- [Provided information]
Begin

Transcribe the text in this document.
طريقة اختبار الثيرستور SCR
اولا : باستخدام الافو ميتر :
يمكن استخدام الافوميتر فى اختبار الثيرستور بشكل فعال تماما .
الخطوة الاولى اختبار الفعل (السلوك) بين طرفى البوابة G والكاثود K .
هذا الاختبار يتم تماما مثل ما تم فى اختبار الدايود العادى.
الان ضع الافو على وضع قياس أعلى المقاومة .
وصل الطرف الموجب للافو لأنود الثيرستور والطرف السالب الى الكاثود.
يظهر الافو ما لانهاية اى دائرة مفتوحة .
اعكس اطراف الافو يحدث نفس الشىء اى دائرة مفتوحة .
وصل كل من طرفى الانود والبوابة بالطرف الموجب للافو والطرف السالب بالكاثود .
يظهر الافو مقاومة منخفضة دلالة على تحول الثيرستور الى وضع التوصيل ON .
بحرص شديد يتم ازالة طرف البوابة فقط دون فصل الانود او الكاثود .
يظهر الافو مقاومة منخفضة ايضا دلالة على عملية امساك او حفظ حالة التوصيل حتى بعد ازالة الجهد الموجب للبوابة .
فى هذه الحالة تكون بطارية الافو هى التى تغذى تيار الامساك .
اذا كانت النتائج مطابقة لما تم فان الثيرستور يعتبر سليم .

End

- [The exercise] Recopy the entries above in their entirety, exactly.

- [Output for this task]
Transcribe the text in this document.
طريقة اختبار الثيرستور SCR
اولا : باستخدام الافو ميتر :
يمكن استخدام الافوميتر فى اختبار الثيرستور بشكل فعال تماما .
الخطوة الاولى اختبار الفعل (السلوك) بين طرفى البوابة G والكاثود K .
هذا الاختبار يتم تماما مثل ما تم فى اختبار الدايود العادى.
الان ضع الافو على وضع قياس أعلى المقاومة .
وصل الطرف الموجب للافو لأنود الثيرستور والطرف السالب الى الكاثود.
يظهر الافو ما لانهاية اى دائرة مفتوحة .
اعكس اطراف الافو يحدث نفس الشىء اى دائرة مفتوحة .
وصل كل من طرفى الانود والبوابة بالطرف الموجب للافو والطرف السالب بالكاثود .
يظهر الافو مقاومة منخفضة دلالة على تحول الثيرستور الى وضع التوصيل ON .
بحرص شديد يتم ازالة طرف البوابة فقط دون فصل الانود او الكاثود .
يظهر الافو مقاومة منخفضة ايضا دلالة على عملية امساك او حفظ حالة التوصيل حتى بعد ازالة الجهد الموجب للبوابة .
فى هذه الحالة تكون بطارية الافو هى التى تغذى تيار الامساك .
اذا كانت النتائج مطابقة لما تم فان الثيرستور يعتبر سليم .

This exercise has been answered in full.